[Dataset rows about figures]
* begin *
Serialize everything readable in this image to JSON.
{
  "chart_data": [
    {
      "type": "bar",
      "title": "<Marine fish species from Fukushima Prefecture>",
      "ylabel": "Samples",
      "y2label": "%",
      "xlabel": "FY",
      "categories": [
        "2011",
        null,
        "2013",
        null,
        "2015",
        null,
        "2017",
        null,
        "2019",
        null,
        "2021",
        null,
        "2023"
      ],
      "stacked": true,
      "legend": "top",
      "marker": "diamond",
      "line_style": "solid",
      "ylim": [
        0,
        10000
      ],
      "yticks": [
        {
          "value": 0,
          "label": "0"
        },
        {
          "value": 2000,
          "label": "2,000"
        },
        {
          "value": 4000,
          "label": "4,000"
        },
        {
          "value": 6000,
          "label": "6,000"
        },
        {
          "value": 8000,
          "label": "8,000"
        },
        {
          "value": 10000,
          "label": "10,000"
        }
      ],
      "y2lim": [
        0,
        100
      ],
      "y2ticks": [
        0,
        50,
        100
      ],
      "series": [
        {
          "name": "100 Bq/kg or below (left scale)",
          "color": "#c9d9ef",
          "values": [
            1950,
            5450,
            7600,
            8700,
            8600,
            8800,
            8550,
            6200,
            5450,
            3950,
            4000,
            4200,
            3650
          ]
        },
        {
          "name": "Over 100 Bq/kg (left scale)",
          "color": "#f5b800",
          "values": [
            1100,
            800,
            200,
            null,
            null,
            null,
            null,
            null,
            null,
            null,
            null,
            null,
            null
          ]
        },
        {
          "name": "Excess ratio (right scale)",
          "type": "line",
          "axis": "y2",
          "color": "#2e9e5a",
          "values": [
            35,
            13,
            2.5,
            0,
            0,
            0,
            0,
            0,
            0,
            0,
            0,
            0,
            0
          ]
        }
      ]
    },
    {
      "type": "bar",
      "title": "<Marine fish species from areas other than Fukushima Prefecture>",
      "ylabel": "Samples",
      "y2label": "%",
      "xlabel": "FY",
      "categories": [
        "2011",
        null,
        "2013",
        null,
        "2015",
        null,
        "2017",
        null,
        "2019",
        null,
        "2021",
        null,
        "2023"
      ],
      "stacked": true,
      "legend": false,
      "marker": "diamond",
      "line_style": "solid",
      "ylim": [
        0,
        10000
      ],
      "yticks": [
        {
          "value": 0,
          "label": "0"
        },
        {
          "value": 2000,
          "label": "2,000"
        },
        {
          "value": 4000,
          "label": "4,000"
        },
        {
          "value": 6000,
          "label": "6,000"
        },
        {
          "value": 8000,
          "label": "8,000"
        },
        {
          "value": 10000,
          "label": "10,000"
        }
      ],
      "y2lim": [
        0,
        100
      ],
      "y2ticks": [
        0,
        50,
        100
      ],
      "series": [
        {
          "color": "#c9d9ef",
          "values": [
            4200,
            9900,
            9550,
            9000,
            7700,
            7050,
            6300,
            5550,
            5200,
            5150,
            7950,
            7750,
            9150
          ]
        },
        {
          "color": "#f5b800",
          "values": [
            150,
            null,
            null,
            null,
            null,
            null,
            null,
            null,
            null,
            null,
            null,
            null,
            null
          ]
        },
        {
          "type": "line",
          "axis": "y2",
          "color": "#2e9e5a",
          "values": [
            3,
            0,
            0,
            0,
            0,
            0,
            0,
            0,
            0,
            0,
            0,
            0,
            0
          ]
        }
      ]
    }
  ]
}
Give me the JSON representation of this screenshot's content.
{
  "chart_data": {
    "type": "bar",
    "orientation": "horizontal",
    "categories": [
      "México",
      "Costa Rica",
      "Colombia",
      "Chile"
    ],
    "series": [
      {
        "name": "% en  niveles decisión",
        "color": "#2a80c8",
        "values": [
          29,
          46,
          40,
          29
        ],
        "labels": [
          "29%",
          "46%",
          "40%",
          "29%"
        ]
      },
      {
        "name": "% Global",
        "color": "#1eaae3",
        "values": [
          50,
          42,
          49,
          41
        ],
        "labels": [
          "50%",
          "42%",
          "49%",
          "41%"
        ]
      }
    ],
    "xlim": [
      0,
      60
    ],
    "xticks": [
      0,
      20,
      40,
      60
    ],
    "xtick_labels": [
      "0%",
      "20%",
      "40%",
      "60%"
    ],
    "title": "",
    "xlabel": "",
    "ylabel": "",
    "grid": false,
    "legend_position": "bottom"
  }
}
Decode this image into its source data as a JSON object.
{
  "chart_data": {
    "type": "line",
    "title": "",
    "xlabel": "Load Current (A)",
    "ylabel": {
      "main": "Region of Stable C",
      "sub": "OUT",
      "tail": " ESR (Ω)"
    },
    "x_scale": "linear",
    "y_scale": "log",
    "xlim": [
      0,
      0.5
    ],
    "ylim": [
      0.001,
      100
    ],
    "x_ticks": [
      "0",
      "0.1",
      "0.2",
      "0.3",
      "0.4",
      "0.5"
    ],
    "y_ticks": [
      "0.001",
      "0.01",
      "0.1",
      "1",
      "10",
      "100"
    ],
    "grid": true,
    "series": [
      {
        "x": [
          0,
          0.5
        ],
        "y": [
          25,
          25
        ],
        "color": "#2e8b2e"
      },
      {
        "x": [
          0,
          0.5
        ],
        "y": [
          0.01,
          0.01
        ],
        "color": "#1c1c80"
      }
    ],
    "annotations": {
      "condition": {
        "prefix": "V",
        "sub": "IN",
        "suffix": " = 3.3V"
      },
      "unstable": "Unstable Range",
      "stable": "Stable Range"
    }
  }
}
* end *
### Given task
Print every record above exactly as written.

### Answer to this task
Serialize everything readable in this image to JSON.
{
  "chart_data": [
    {
      "type": "bar",
      "title": "<Marine fish species from Fukushima Prefecture>",
      "ylabel": "Samples",
      "y2label": "%",
      "xlabel": "FY",
      "categories": [
        "2011",
        null,
        "2013",
        null,
        "2015",
        null,
        "2017",
        null,
        "2019",
        null,
        "2021",
        null,
        "2023"
      ],
      "stacked": true,
      "legend": "top",
      "marker": "diamond",
      "line_style": "solid",
      "ylim": [
        0,
        10000
      ],
      "yticks": [
        {
          "value": 0,
          "label": "0"
        },
        {
          "value": 2000,
          "label": "2,000"
        },
        {
          "value": 4000,
          "label": "4,000"
        },
        {
          "value": 6000,
          "label": "6,000"
        },
        {
          "value": 8000,
          "label": "8,000"
        },
        {
          "value": 10000,
          "label": "10,000"
        }
      ],
      "y2lim": [
        0,
        100
      ],
      "y2ticks": [
        0,
        50,
        100
      ],
      "series": [
        {
          "name": "100 Bq/kg or below (left scale)",
          "color": "#c9d9ef",
          "values": [
            1950,
            5450,
            7600,
            8700,
            8600,
            8800,
            8550,
            6200,
            5450,
            3950,
            4000,
            4200,
            3650
          ]
        },
        {
          "name": "Over 100 Bq/kg (left scale)",
          "color": "#f5b800",
          "values": [
            1100,
            800,
            200,
            null,
            null,
            null,
            null,
            null,
            null,
            null,
            null,
            null,
            null
          ]
        },
        {
          "name": "Excess ratio (right scale)",
          "type": "line",
          "axis": "y2",
          "color": "#2e9e5a",
          "values": [
            35,
            13,
            2.5,
            0,
            0,
            0,
            0,
            0,
            0,
            0,
            0,
            0,
            0
          ]
        }
      ]
    },
    {
      "type": "bar",
      "title": "<Marine fish species from areas other than Fukushima Prefecture>",
      "ylabel": "Samples",
      "y2label": "%",
      "xlabel": "FY",
      "categories": [
        "2011",
        null,
        "2013",
        null,
        "2015",
        null,
        "2017",
        null,
        "2019",
        null,
        "2021",
        null,
        "2023"
      ],
      "stacked": true,
      "legend": false,
      "marker": "diamond",
      "line_style": "solid",
      "ylim": [
        0,
        10000
      ],
      "yticks": [
        {
          "value": 0,
          "label": "0"
        },
        {
          "value": 2000,
          "label": "2,000"
        },
        {
          "value": 4000,
          "label": "4,000"
        },
        {
          "value": 6000,
          "label": "6,000"
        },
        {
          "value": 8000,
          "label": "8,000"
        },
        {
          "value": 10000,
          "label": "10,000"
        }
      ],
      "y2lim": [
        0,
        100
      ],
      "y2ticks": [
        0,
        50,
        100
      ],
      "series": [
        {
          "color": "#c9d9ef",
          "values": [
            4200,
            9900,
            9550,
            9000,
            7700,
            7050,
            6300,
            5550,
            5200,
            5150,
            7950,
            7750,
            9150
          ]
        },
        {
          "color": "#f5b800",
          "values": [
            150,
            null,
            null,
            null,
            null,
            null,
            null,
            null,
            null,
            null,
            null,
            null,
            null
          ]
        },
        {
          "type": "line",
          "axis": "y2",
          "color": "#2e9e5a",
          "values": [
            3,
            0,
            0,
            0,
            0,
            0,
            0,
            0,
            0,
            0,
            0,
            0,
            0
          ]
        }
      ]
    }
  ]
}
Give me the JSON representation of this screenshot's content.
{
  "chart_data": {
    "type": "bar",
    "orientation": "horizontal",
    "categories": [
      "México",
      "Costa Rica",
      "Colombia",
      "Chile"
    ],
    "series": [
      {
        "name": "% en  niveles decisión",
        "color": "#2a80c8",
        "values": [
          29,
          46,
          40,
          29
        ],
        "labels": [
          "29%",
          "46%",
          "40%",
          "29%"
        ]
      },
      {
        "name": "% Global",
        "color": "#1eaae3",
        "values": [
          50,
          42,
          49,
          41
        ],
        "labels": [
          "50%",
          "42%",
          "49%",
          "41%"
        ]
      }
    ],
    "xlim": [
      0,
      60
    ],
    "xticks": [
      0,
      20,
      40,
      60
    ],
    "xtick_labels": [
      "0%",
      "20%",
      "40%",
      "60%"
    ],
    "title": "",
    "xlabel": "",
    "ylabel": "",
    "grid": false,
    "legend_position": "bottom"
  }
}
Decode this image into its source data as a JSON object.
{
  "chart_data": {
    "type": "line",
    "title": "",
    "xlabel": "Load Current (A)",
    "ylabel": {
      "main": "Region of Stable C",
      "sub": "OUT",
      "tail": " ESR (Ω)"
    },
    "x_scale": "linear",
    "y_scale": "log",
    "xlim": [
      0,
      0.5
    ],
    "ylim": [
      0.001,
      100
    ],
    "x_ticks": [
      "0",
      "0.1",
      "0.2",
      "0.3",
      "0.4",
      "0.5"
    ],
    "y_ticks": [
      "0.001",
      "0.01",
      "0.1",
      "1",
      "10",
      "100"
    ],
    "grid": true,
    "series": [
      {
        "x": [
          0,
          0.5
        ],
        "y": [
          25,
          25
        ],
        "color": "#2e8b2e"
      },
      {
        "x": [
          0,
          0.5
        ],
        "y": [
          0.01,
          0.01
        ],
        "color": "#1c1c80"
      }
    ],
    "annotations": {
      "condition": {
        "prefix": "V",
        "sub": "IN",
        "suffix": " = 3.3V"
      },
      "unstable": "Unstable Range",
      "stable": "Stable Range"
    }
  }
}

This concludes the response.